PROBLEM DETAILS:
Copy out the listing that follows exactly, dropping every picture.

Excerpt from a dataset:
>>>
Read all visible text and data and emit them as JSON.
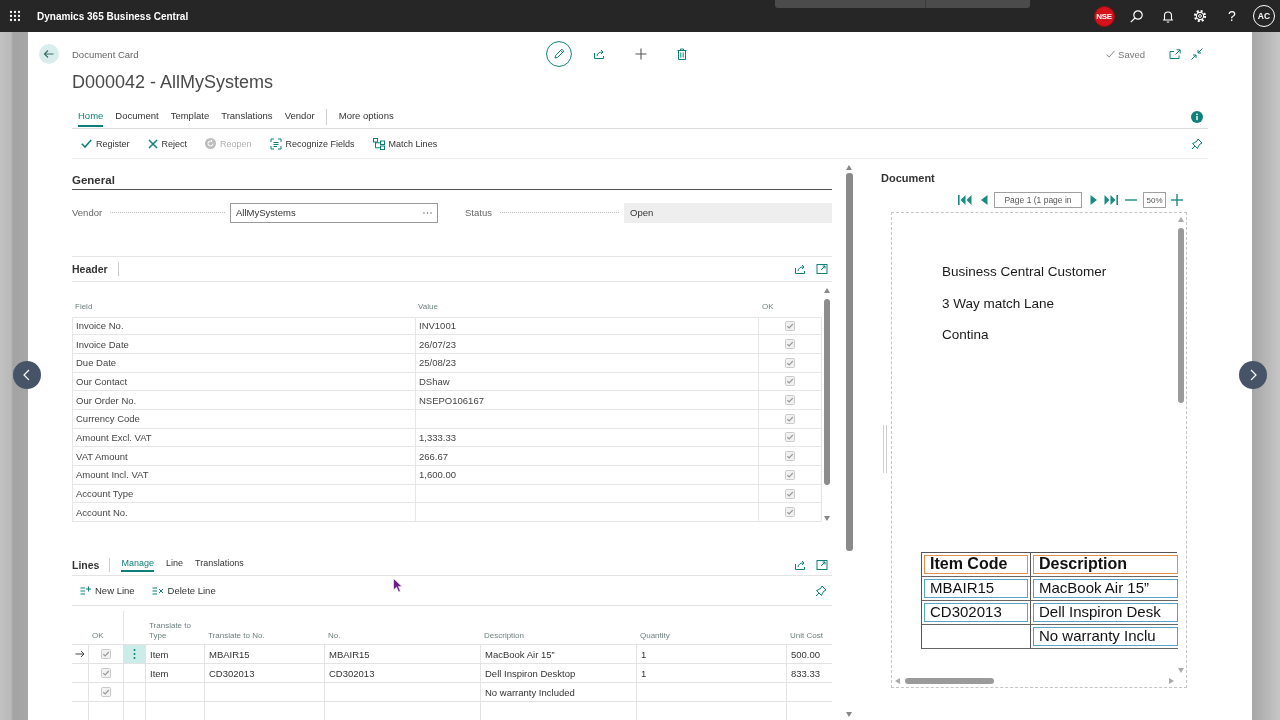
{
  "top_bar": {
    "app_name": "Dynamics 365 Business Central",
    "company_badge": "NSE",
    "help": "?",
    "avatar": "AC"
  },
  "page": {
    "breadcrumb": "Document Card",
    "title": "D000042 - AllMySystems",
    "save_status": "Saved"
  },
  "tabs": [
    {
      "label": "Home",
      "selected": true
    },
    {
      "label": "Document",
      "selected": false
    },
    {
      "label": "Template",
      "selected": false
    },
    {
      "label": "Translations",
      "selected": false
    },
    {
      "label": "Vendor",
      "selected": false
    }
  ],
  "more_options": "More options",
  "actions": [
    {
      "kind": "register",
      "label": "Register",
      "disabled": false
    },
    {
      "kind": "reject",
      "label": "Reject",
      "disabled": false
    },
    {
      "kind": "reopen",
      "label": "Reopen",
      "disabled": true
    },
    {
      "kind": "recognize",
      "label": "Recognize Fields",
      "disabled": false
    },
    {
      "kind": "match",
      "label": "Match Lines",
      "disabled": false
    }
  ],
  "general": {
    "title": "General",
    "fields": [
      {
        "kind": "lookup",
        "label": "Vendor",
        "value": "AllMySystems"
      },
      {
        "kind": "readonly",
        "label": "Status",
        "value": "Open"
      }
    ]
  },
  "header_part": {
    "title": "Header",
    "columns": [
      "Field",
      "Value",
      "OK"
    ],
    "rows": [
      {
        "field": "Invoice No.",
        "value": "INV1001",
        "checked": true
      },
      {
        "field": "Invoice Date",
        "value": "26/07/23",
        "checked": true
      },
      {
        "field": "Due Date",
        "value": "25/08/23",
        "checked": true
      },
      {
        "field": "Our Contact",
        "value": "DShaw",
        "checked": true
      },
      {
        "field": "Our Order No.",
        "value": "NSEPO106167",
        "checked": true
      },
      {
        "field": "Currency Code",
        "checked": true
      },
      {
        "field": "Amount Excl. VAT",
        "value": "1,333.33",
        "checked": true
      },
      {
        "field": "VAT Amount",
        "value": "266.67",
        "checked": true
      },
      {
        "field": "Amount Incl. VAT",
        "value": "1,600.00",
        "checked": true
      },
      {
        "field": "Account Type",
        "checked": true
      },
      {
        "field": "Account No.",
        "checked": true
      }
    ]
  },
  "lines_part": {
    "title": "Lines",
    "tabs": [
      {
        "label": "Manage",
        "selected": true
      },
      {
        "label": "Line",
        "selected": false
      },
      {
        "label": "Translations",
        "selected": false
      }
    ],
    "actions": [
      {
        "kind": "new",
        "label": "New Line"
      },
      {
        "kind": "delete",
        "label": "Delete Line"
      }
    ],
    "columns": [
      "OK",
      "Translate to Type",
      "Translate to No.",
      "No.",
      "Description",
      "Quantity",
      "Unit Cost"
    ],
    "rows": [
      {
        "selected": true,
        "checked": true,
        "type": "Item",
        "translate_to_no": "MBAIR15",
        "no": "MBAIR15",
        "description": "MacBook Air 15”",
        "quantity": "1",
        "unit_cost": "500.00"
      },
      {
        "selected": false,
        "checked": true,
        "type": "Item",
        "translate_to_no": "CD302013",
        "no": "CD302013",
        "description": "Dell Inspiron Desktop",
        "quantity": "1",
        "unit_cost": "833.33"
      },
      {
        "selected": false,
        "checked": true,
        "description": "No warranty Included"
      }
    ]
  },
  "document_pane": {
    "title": "Document",
    "page_field": "Page 1 (1 page in",
    "zoom_field": "50%",
    "preview": {
      "address_lines": [
        "Business Central Customer",
        "3 Way match Lane",
        "Contina"
      ],
      "columns": [
        "Item Code",
        "Description"
      ],
      "rows": [
        {
          "item_code": "MBAIR15",
          "description": "MacBook Air 15”"
        },
        {
          "item_code": "CD302013",
          "description": "Dell Inspiron Desk"
        },
        {
          "description": "No warranty Inclu"
        }
      ]
    }
  }
}
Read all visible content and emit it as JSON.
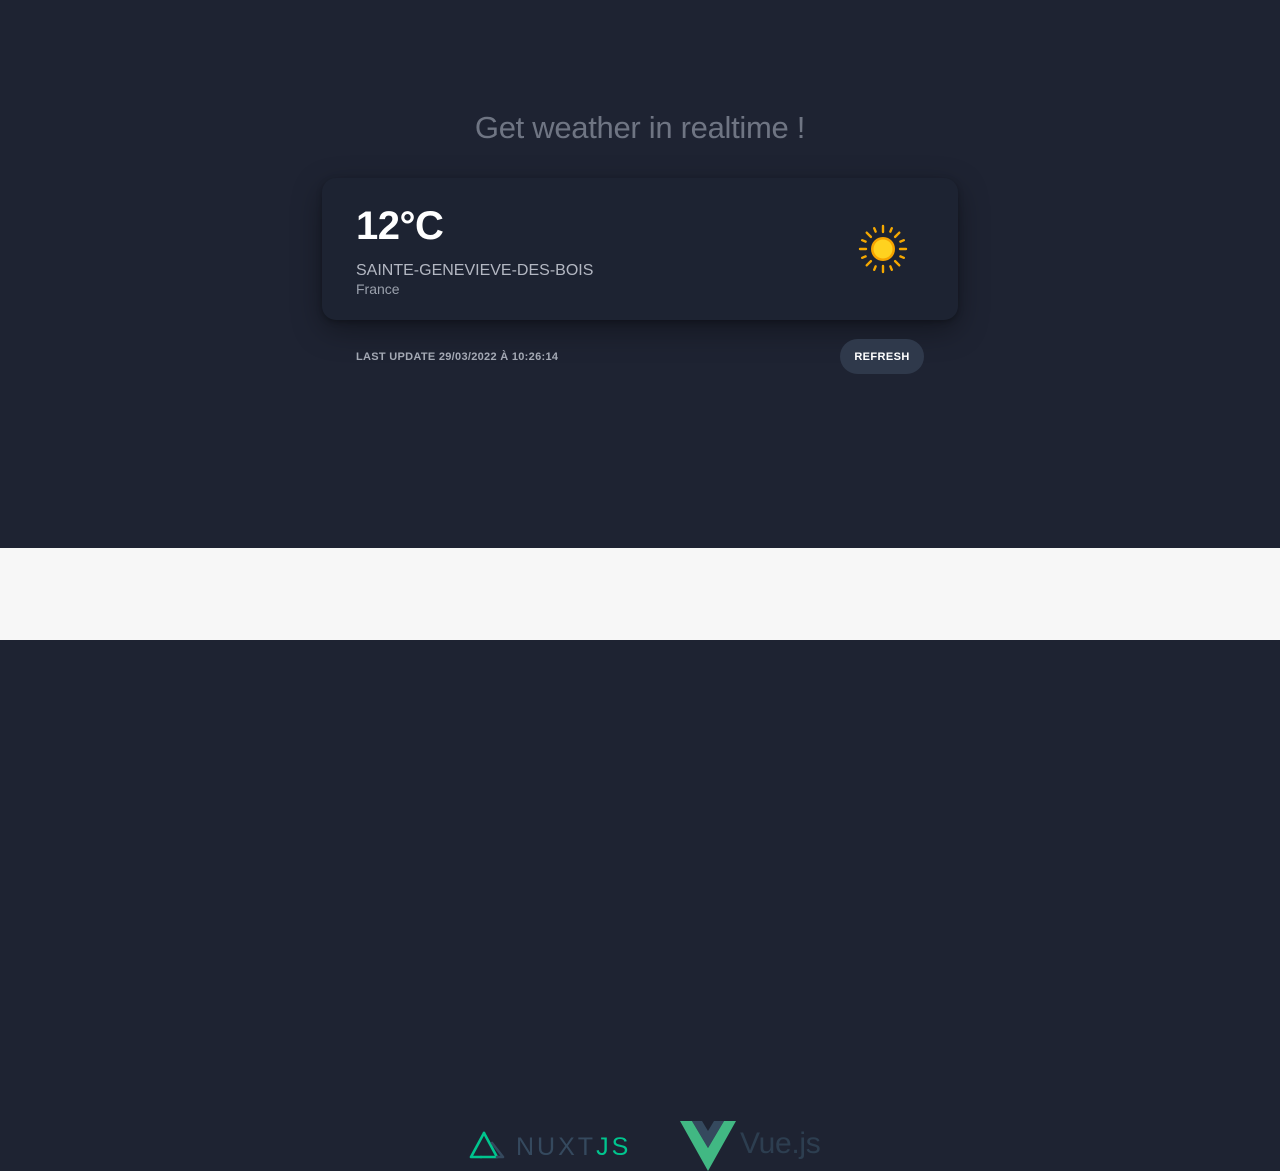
{
  "header": {
    "headline": "Get weather in realtime !"
  },
  "weather": {
    "temperature": "12°C",
    "city": "SAINTE-GENEVIEVE-DES-BOIS",
    "country": "France",
    "condition_icon": "sun-icon",
    "icon_color": "#f5b700"
  },
  "status": {
    "last_update": "LAST UPDATE 29/03/2022 À 10:26:14",
    "refresh_label": "REFRESH"
  },
  "footer": {
    "nuxt_word": "NUXT",
    "nuxt_js": "JS",
    "vue_label": "Vue.js",
    "colors": {
      "nuxt_green": "#00c58e",
      "nuxt_dark": "#35495e",
      "vue_green": "#41b883",
      "vue_dark": "#35495e"
    }
  }
}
<<<
REPLY:
Read all visible text and data and emit them as JSON.
{
  "top_bar": {
    "app_name": "Dynamics 365 Business Central",
    "company_badge": "NSE",
    "help": "?",
    "avatar": "AC"
  },
  "page": {
    "breadcrumb": "Document Card",
    "title": "D000042 - AllMySystems",
    "save_status": "Saved"
  },
  "tabs": [
    {
      "label": "Home",
      "selected": true
    },
    {
      "label": "Document",
      "selected": false
    },
    {
      "label": "Template",
      "selected": false
    },
    {
      "label": "Translations",
      "selected": false
    },
    {
      "label": "Vendor",
      "selected": false
    }
  ],
  "more_options": "More options",
  "actions": [
    {
      "kind": "register",
      "label": "Register",
      "disabled": false
    },
    {
      "kind": "reject",
      "label": "Reject",
      "disabled": false
    },
    {
      "kind": "reopen",
      "label": "Reopen",
      "disabled": true
    },
    {
      "kind": "recognize",
      "label": "Recognize Fields",
      "disabled": false
    },
    {
      "kind": "match",
      "label": "Match Lines",
      "disabled": false
    }
  ],
  "general": {
    "title": "General",
    "fields": [
      {
        "kind": "lookup",
        "label": "Vendor",
        "value": "AllMySystems"
      },
      {
        "kind": "readonly",
        "label": "Status",
        "value": "Open"
      }
    ]
  },
  "header_part": {
    "title": "Header",
    "columns": [
      "Field",
      "Value",
      "OK"
    ],
    "rows": [
      {
        "field": "Invoice No.",
        "value": "INV1001",
        "checked": true
      },
      {
        "field": "Invoice Date",
        "value": "26/07/23",
        "checked": true
      },
      {
        "field": "Due Date",
        "value": "25/08/23",
        "checked": true
      },
      {
        "field": "Our Contact",
        "value": "DShaw",
        "checked": true
      },
      {
        "field": "Our Order No.",
        "value": "NSEPO106167",
        "checked": true
      },
      {
        "field": "Currency Code",
        "checked": true
      },
      {
        "field": "Amount Excl. VAT",
        "value": "1,333.33",
        "checked": true
      },
      {
        "field": "VAT Amount",
        "value": "266.67",
        "checked": true
      },
      {
        "field": "Amount Incl. VAT",
        "value": "1,600.00",
        "checked": true
      },
      {
        "field": "Account Type",
        "checked": true
      },
      {
        "field": "Account No.",
        "checked": true
      }
    ]
  },
  "lines_part": {
    "title": "Lines",
    "tabs": [
      {
        "label": "Manage",
        "selected": true
      },
      {
        "label": "Line",
        "selected": false
      },
      {
        "label": "Translations",
        "selected": false
      }
    ],
    "actions": [
      {
        "kind": "new",
        "label": "New Line"
      },
      {
        "kind": "delete",
        "label": "Delete Line"
      }
    ],
    "columns": [
      "OK",
      "Translate to Type",
      "Translate to No.",
      "No.",
      "Description",
      "Quantity",
      "Unit Cost"
    ],
    "rows": [
      {
        "selected": true,
        "checked": true,
        "type": "Item",
        "translate_to_no": "MBAIR15",
        "no": "MBAIR15",
        "description": "MacBook Air 15”",
        "quantity": "1",
        "unit_cost": "500.00"
      },
      {
        "selected": false,
        "checked": true,
        "type": "Item",
        "translate_to_no": "CD302013",
        "no": "CD302013",
        "description": "Dell Inspiron Desktop",
        "quantity": "1",
        "unit_cost": "833.33"
      },
      {
        "selected": false,
        "checked": true,
        "description": "No warranty Included"
      }
    ]
  },
  "document_pane": {
    "title": "Document",
    "page_field": "Page 1 (1 page in",
    "zoom_field": "50%",
    "preview": {
      "address_lines": [
        "Business Central Customer",
        "3 Way match Lane",
        "Contina"
      ],
      "columns": [
        "Item Code",
        "Description"
      ],
      "rows": [
        {
          "item_code": "MBAIR15",
          "description": "MacBook Air 15”"
        },
        {
          "item_code": "CD302013",
          "description": "Dell Inspiron Desk"
        },
        {
          "description": "No warranty Inclu"
        }
      ]
    }
  }
}
Read all visible content and emit it as JSON.
{
  "header": {
    "headline": "Get weather in realtime !"
  },
  "weather": {
    "temperature": "12°C",
    "city": "SAINTE-GENEVIEVE-DES-BOIS",
    "country": "France",
    "condition_icon": "sun-icon",
    "icon_color": "#f5b700"
  },
  "status": {
    "last_update": "LAST UPDATE 29/03/2022 À 10:26:14",
    "refresh_label": "REFRESH"
  },
  "footer": {
    "nuxt_word": "NUXT",
    "nuxt_js": "JS",
    "vue_label": "Vue.js",
    "colors": {
      "nuxt_green": "#00c58e",
      "nuxt_dark": "#35495e",
      "vue_green": "#41b883",
      "vue_dark": "#35495e"
    }
  }
}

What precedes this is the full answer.